DIRECTION:
Rewrite the forum post about the independent iOS client from "To clarify my" up to and including "hardware and workflows.", with "family farm" changed to "home farm".

To clarify my position: I’m building an independent native iOS application from scratch in Swift. I’ve looked at AgOpenGPS documentation and behavior mainly to understand how AOG-style systems communicate (UDP/NMEA/NTRIP), because we use similar autosteering equipment on our family farm.

The goal is not to fork or replace AgOpenGPS, but to build a mobile-first client that works reliably in real field conditions on iOS, while staying compatible with existing AOG-style hardware and workflows.

This project is currently not open-source. At the same time, I’m very interested in interoperability and I want it to remain compatible with the broader AOG ecosystem. I also plan to continue sharing testing progress and gathering feedback from real-world setups here.

My intention is practical: to improve usability in the cab for mobile users, based on real field testing rather than simulation.

You should probably establish your own resources; Discourse, Telegram, etc for your project and not use the ones for AgOpen. Don’t want confuse folks this is an official AgOpen project.

Copying is not limited to code. It covers ideas, methods and processes.

Thanks for the follow-up, and I want to address both points directly.

On the “official” concern — to be absolutely clear, I have never presented this project as an official AgOpenGPS app, and I don’t intend to. It is an independent iOS client. If any of my wording in this thread has been read that way, I’m happy to edit it and to add an explicit disclaimer to my posts stating that the project is not affiliated with or endorsed by AgOpenGPS. That’s a fair point and an easy fix.

On the broader point about using this Discourse — I posted here because I’m an operator on AOG-style equipment myself and I was asking real users what they actually need in the cab. I’m not promoting a product, linking to a store, or trying to divert the community. If the moderators feel this topic doesn’t belong here I’ll of course respect that, and I’m already planning my own channels for project-specific discussion going forward.

DATASET ENTRIES:
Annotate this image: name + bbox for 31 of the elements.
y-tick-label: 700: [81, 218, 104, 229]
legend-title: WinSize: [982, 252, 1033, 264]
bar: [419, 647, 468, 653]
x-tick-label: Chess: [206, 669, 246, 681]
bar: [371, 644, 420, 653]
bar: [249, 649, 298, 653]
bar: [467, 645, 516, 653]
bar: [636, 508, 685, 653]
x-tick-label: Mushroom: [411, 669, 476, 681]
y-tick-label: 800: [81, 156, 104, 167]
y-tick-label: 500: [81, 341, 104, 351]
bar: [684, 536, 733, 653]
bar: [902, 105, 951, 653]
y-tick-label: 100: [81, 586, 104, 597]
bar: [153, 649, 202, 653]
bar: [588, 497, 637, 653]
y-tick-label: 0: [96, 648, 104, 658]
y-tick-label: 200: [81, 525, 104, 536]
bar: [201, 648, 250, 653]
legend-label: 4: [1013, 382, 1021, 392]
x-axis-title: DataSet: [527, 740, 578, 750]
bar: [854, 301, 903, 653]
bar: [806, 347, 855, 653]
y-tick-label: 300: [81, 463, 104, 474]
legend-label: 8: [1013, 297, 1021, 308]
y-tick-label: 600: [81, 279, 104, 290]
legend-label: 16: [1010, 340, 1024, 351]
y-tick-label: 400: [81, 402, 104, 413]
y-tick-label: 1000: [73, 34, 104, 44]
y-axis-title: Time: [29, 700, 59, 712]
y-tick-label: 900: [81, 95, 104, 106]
==
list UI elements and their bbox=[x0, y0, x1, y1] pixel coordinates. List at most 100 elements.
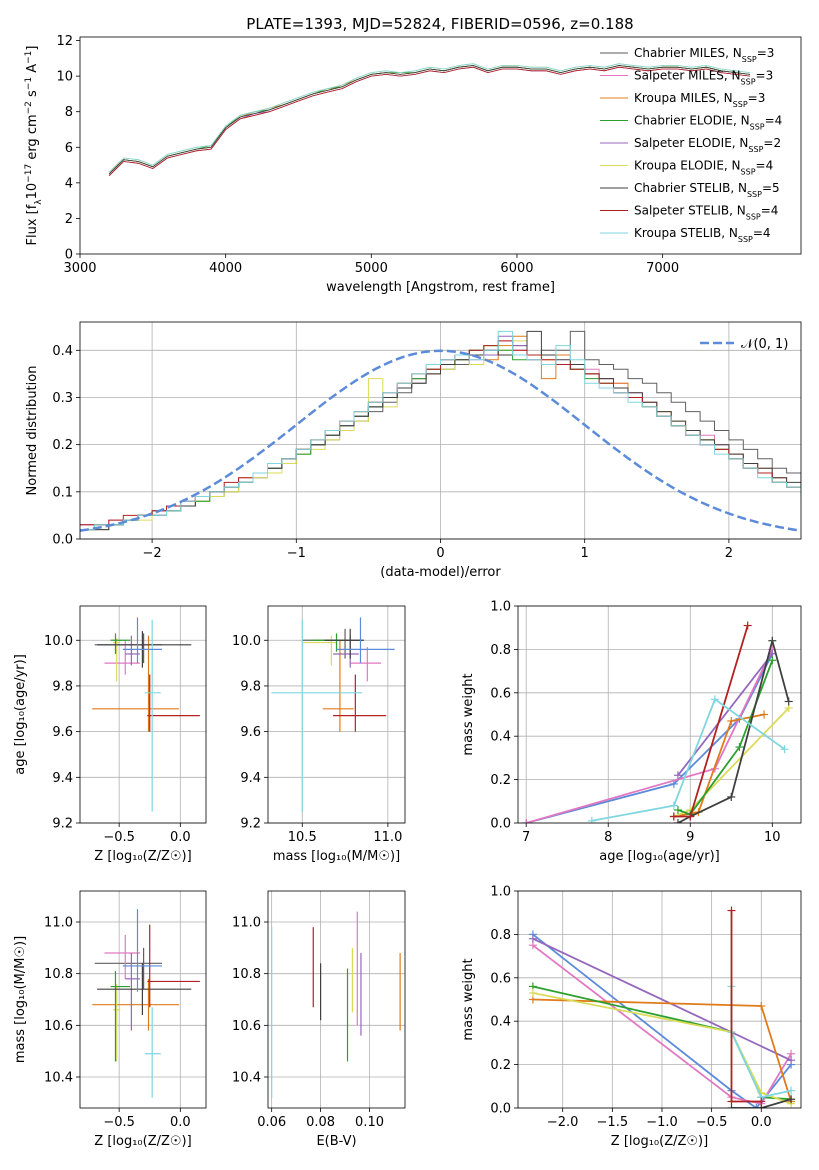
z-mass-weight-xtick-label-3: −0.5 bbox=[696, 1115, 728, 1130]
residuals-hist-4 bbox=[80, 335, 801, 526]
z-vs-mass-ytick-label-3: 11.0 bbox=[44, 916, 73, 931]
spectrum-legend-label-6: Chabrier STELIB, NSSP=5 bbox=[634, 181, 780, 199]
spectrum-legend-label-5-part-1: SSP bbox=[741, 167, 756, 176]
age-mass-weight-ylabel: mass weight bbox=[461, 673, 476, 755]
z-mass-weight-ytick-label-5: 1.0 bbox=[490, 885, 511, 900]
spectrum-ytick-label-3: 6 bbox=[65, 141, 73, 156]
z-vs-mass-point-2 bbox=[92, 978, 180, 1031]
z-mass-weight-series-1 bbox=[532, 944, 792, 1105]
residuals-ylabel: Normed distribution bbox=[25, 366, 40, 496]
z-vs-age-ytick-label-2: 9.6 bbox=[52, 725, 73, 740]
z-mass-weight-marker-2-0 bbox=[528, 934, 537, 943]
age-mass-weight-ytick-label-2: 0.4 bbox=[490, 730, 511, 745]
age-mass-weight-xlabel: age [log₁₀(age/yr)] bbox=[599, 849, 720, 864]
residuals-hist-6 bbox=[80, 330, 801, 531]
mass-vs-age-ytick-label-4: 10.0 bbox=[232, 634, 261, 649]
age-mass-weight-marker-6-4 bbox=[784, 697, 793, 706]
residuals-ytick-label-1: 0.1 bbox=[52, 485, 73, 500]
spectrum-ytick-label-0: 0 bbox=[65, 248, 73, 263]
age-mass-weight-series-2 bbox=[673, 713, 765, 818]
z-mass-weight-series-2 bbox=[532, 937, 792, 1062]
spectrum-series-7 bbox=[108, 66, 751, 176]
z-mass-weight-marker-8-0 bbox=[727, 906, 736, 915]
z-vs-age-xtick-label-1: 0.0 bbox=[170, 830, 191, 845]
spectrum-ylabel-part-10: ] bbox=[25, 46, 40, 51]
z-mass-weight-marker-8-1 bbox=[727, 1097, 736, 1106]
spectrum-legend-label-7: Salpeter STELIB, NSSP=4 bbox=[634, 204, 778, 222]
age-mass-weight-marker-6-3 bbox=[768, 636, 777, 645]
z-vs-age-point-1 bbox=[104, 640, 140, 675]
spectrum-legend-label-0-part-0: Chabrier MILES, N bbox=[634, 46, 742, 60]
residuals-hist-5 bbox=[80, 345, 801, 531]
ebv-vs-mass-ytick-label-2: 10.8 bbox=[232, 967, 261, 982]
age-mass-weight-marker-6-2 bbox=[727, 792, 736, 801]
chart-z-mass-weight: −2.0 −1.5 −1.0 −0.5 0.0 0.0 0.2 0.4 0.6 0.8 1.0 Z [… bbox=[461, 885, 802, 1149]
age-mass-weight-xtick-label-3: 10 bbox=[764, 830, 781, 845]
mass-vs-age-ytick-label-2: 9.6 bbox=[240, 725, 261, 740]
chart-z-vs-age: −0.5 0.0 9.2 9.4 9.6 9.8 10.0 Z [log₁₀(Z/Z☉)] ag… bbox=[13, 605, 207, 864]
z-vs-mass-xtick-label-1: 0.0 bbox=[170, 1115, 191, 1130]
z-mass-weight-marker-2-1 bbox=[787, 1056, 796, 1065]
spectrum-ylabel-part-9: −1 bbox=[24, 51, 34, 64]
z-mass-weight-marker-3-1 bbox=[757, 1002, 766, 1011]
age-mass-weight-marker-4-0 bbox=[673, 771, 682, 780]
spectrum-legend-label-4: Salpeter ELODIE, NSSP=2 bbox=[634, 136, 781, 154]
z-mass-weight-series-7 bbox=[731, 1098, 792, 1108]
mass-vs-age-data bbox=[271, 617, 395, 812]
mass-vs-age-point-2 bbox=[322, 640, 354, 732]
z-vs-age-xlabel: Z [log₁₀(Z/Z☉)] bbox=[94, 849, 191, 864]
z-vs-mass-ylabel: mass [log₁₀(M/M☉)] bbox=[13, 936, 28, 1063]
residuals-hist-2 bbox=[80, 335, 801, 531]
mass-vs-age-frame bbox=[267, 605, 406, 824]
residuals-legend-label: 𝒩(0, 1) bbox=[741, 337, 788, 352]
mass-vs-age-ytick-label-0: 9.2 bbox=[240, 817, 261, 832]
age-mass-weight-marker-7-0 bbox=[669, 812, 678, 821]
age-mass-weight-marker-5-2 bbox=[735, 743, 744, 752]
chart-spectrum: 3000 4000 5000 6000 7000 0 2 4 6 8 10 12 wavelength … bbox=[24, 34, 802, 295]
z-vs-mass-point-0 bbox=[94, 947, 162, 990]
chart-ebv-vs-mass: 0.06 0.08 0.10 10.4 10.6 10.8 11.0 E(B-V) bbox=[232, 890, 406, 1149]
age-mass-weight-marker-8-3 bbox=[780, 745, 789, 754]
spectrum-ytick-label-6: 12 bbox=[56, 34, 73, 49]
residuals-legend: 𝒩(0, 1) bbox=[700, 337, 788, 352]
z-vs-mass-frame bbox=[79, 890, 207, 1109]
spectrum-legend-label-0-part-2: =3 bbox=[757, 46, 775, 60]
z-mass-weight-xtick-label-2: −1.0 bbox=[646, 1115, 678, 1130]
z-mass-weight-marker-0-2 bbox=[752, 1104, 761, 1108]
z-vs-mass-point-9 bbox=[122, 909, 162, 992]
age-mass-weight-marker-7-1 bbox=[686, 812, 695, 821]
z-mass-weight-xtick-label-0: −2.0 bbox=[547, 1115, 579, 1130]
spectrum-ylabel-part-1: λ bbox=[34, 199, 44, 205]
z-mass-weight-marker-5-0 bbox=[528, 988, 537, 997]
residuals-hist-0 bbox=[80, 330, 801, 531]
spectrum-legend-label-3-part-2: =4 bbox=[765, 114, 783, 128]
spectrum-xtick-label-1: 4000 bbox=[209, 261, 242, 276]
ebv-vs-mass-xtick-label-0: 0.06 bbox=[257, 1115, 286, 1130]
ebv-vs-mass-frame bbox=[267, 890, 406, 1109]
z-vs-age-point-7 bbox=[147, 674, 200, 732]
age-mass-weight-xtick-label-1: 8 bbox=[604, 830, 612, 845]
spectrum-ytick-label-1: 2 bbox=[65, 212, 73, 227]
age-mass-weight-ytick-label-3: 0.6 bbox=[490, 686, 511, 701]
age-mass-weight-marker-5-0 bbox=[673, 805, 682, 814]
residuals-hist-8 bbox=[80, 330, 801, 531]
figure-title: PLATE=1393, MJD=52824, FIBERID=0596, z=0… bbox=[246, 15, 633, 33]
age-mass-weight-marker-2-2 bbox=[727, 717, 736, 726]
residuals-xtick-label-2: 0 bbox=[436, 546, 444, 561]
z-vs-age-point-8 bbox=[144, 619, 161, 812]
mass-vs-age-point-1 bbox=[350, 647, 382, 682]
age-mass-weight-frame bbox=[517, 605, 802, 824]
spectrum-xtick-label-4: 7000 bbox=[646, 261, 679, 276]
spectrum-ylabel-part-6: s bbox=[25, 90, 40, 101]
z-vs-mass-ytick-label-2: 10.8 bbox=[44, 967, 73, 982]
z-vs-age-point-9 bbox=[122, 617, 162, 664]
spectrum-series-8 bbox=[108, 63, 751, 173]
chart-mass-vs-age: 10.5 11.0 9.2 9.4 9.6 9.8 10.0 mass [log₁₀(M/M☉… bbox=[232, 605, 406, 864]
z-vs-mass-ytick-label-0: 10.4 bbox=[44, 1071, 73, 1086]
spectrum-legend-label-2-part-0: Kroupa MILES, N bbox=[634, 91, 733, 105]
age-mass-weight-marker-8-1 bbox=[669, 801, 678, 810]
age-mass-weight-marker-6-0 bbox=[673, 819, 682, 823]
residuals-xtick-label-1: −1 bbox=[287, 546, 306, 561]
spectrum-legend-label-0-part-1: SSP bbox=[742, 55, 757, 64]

ANSWER TO THE PROBLEM:
To clarify my position: I’m building an independent native iOS application from scratch in Swift. I’ve looked at AgOpenGPS documentation and behavior mainly to understand how AOG-style systems communicate (UDP/NMEA/NTRIP), because we use similar autosteering equipment on our home farm.

The goal is not to fork or replace AgOpenGPS, but to build a mobile-first client that works reliably in real field conditions on iOS, while staying compatible with existing AOG-style hardware and workflows.